## start DATASET EXTRACT

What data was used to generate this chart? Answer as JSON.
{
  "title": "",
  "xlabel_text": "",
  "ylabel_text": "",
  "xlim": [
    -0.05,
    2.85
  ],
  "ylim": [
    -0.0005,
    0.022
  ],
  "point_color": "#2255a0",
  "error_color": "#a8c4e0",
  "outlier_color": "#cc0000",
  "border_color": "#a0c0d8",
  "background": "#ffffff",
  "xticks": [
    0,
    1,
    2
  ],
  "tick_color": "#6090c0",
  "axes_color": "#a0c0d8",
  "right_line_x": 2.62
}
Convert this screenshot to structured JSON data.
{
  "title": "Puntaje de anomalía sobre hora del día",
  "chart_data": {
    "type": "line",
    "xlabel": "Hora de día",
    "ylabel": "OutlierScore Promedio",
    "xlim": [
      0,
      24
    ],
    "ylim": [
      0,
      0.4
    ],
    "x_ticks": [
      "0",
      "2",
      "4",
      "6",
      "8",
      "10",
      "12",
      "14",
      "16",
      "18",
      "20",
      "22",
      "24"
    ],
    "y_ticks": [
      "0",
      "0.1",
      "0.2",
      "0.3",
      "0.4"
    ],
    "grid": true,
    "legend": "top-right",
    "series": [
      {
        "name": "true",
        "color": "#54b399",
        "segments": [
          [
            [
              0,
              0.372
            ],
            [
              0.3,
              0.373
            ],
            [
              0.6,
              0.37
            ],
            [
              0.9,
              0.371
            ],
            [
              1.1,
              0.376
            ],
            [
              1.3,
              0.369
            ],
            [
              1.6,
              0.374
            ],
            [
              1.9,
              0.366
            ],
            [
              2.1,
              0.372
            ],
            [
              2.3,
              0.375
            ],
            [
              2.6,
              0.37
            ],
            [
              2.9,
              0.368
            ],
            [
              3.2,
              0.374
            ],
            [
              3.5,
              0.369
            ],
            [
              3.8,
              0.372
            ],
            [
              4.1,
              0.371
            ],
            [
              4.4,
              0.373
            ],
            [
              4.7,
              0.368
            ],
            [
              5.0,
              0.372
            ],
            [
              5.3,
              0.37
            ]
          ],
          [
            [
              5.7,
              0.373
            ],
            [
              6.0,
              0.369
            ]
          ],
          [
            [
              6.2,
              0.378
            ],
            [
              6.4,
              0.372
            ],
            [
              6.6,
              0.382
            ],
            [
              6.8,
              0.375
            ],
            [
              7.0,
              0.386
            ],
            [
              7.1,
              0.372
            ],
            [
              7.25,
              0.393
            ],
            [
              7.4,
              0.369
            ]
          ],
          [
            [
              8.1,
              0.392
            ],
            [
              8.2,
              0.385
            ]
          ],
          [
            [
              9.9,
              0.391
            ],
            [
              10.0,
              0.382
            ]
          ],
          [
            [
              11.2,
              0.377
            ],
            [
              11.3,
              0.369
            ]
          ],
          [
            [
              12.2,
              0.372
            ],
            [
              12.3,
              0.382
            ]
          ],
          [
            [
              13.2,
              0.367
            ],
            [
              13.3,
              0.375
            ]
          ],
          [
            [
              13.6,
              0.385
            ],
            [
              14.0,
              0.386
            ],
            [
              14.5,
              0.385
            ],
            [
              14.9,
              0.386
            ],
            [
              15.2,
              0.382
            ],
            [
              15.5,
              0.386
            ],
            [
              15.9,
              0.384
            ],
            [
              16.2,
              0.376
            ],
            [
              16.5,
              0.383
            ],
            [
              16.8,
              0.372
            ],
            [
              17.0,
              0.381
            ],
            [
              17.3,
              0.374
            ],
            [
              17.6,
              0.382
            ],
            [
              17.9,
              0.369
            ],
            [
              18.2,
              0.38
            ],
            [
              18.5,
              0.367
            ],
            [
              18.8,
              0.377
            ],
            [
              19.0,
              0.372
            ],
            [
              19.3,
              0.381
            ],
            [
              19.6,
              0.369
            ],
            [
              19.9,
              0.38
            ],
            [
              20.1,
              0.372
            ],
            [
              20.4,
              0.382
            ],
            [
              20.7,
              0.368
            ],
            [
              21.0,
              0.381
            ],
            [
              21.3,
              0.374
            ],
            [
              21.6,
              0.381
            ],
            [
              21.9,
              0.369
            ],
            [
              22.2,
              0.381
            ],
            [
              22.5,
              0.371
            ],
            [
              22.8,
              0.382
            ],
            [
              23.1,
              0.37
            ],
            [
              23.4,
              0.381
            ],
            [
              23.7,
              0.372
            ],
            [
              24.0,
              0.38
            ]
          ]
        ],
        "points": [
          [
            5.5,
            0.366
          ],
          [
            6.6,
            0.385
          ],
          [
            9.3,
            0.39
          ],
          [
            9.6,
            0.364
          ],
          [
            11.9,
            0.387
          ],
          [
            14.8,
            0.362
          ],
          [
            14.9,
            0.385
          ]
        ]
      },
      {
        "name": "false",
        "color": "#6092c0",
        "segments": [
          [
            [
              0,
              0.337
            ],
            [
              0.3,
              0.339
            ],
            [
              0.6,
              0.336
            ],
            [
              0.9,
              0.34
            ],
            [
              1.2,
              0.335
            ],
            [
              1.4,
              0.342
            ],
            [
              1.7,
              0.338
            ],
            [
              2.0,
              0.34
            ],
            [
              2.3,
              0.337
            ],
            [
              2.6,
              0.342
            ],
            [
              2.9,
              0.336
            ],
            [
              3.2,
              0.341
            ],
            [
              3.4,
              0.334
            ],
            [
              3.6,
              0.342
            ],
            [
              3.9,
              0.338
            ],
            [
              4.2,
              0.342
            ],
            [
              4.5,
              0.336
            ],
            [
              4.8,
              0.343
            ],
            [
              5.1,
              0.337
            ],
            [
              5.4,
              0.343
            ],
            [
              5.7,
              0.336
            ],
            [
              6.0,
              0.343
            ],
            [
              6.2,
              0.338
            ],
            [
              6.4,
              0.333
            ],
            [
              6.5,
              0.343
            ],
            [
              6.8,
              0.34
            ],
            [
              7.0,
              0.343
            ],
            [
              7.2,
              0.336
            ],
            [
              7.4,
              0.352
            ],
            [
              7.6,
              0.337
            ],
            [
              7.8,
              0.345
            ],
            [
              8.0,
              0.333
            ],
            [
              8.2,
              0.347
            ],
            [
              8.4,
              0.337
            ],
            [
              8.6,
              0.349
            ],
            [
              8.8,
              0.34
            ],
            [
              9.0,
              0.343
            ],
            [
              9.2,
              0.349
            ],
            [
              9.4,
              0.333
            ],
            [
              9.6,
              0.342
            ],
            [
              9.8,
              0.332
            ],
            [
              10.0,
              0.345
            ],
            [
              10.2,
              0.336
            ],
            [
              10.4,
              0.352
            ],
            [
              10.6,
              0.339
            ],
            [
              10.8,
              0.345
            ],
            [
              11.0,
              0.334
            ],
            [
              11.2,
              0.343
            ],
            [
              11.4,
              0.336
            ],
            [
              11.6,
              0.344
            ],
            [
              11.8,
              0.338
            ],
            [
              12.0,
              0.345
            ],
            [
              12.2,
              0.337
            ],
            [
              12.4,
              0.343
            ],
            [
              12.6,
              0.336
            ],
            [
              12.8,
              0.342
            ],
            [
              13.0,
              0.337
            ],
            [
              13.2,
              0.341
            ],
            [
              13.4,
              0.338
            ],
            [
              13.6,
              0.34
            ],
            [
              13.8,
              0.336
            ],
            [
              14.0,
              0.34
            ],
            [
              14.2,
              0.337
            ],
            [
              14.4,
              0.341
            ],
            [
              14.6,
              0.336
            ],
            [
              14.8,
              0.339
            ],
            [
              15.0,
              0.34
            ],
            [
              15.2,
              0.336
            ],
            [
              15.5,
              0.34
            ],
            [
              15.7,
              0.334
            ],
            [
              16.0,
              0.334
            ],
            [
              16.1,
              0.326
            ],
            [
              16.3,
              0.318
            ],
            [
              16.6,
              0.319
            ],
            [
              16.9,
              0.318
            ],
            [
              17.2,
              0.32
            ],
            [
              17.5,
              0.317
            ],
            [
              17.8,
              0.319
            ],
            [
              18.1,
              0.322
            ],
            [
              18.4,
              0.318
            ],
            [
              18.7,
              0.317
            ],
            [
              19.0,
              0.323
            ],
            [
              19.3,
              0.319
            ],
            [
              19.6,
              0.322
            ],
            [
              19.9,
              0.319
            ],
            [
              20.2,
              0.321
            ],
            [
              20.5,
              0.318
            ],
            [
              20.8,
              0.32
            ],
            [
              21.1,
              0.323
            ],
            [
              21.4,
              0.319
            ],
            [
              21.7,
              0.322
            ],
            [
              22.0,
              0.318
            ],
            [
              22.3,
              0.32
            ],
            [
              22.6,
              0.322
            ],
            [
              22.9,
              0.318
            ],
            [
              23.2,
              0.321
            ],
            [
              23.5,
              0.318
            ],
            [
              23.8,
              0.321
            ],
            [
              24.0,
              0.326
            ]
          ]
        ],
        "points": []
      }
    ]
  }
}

## end DATASET EXTRACT

--- EXERCISE INSTRUCTIONS ---
Every line above that contains the word "title" should be reported.

--- EXERCISE ANSWER ---
  "title": "",
  "title": "Puntaje de anomalía sobre hora del día",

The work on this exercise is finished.